= Aim =
Only the lines holding the string "beinahe" are needed. Copy each one.

Collection entries
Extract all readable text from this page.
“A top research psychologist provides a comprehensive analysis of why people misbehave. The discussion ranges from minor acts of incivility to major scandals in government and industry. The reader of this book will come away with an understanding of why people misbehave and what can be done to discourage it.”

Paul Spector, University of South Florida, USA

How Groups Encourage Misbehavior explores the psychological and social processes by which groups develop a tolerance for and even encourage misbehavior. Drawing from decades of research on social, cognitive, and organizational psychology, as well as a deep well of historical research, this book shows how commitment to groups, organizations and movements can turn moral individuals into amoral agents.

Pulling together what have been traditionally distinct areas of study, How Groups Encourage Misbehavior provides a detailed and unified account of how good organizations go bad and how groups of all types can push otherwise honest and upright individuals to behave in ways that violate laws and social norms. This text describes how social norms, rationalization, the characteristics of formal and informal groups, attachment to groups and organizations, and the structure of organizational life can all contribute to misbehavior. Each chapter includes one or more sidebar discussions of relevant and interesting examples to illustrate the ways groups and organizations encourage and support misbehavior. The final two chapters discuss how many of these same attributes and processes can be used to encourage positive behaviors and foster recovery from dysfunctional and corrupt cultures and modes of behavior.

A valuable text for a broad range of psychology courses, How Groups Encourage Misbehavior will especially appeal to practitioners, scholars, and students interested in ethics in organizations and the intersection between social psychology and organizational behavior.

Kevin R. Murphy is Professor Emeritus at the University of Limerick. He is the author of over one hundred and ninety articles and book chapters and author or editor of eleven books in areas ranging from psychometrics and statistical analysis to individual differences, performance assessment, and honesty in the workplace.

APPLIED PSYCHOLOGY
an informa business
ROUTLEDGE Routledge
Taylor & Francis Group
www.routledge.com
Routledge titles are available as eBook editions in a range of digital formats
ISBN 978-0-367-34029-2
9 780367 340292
* * *
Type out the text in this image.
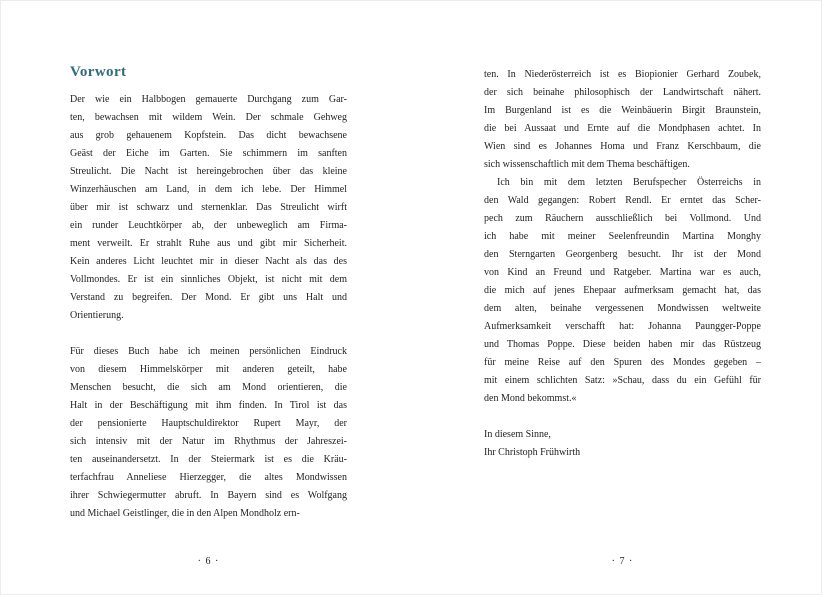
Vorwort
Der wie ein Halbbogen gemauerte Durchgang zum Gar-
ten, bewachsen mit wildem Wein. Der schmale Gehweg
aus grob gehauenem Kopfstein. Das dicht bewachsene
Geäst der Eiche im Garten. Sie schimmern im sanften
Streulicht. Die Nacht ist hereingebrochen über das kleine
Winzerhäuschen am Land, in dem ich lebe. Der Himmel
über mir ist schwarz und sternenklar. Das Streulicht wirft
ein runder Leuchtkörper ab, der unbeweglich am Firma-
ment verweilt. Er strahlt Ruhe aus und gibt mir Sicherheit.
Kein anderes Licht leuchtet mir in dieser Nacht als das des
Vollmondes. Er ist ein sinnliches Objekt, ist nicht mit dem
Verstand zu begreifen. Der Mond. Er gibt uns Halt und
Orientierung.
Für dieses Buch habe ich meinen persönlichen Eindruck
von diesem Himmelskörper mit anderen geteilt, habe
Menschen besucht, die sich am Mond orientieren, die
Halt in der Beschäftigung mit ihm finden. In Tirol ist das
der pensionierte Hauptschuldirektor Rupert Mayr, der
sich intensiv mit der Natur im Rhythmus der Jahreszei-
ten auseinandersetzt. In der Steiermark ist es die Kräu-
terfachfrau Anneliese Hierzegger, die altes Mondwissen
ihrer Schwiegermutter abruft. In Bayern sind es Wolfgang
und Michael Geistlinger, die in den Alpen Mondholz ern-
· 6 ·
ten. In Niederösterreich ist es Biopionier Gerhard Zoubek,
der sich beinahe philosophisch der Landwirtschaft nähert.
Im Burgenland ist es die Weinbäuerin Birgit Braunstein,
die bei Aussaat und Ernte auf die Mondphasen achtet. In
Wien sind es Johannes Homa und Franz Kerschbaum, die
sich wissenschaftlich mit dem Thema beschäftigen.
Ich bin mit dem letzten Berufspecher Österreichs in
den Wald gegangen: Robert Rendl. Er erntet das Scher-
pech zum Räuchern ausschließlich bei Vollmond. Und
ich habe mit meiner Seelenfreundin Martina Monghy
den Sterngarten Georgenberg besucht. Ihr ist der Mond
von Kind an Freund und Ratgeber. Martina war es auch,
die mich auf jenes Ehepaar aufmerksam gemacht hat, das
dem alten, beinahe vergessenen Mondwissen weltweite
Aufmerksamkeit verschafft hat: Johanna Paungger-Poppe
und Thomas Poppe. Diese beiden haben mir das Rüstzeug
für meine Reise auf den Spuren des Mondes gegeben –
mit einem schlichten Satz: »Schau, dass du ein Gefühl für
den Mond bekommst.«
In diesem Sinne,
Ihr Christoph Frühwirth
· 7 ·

= Reply to the exercise =
der sich beinahe philosophisch der Landwirtschaft nähert.
dem alten, beinahe vergessenen Mondwissen weltweite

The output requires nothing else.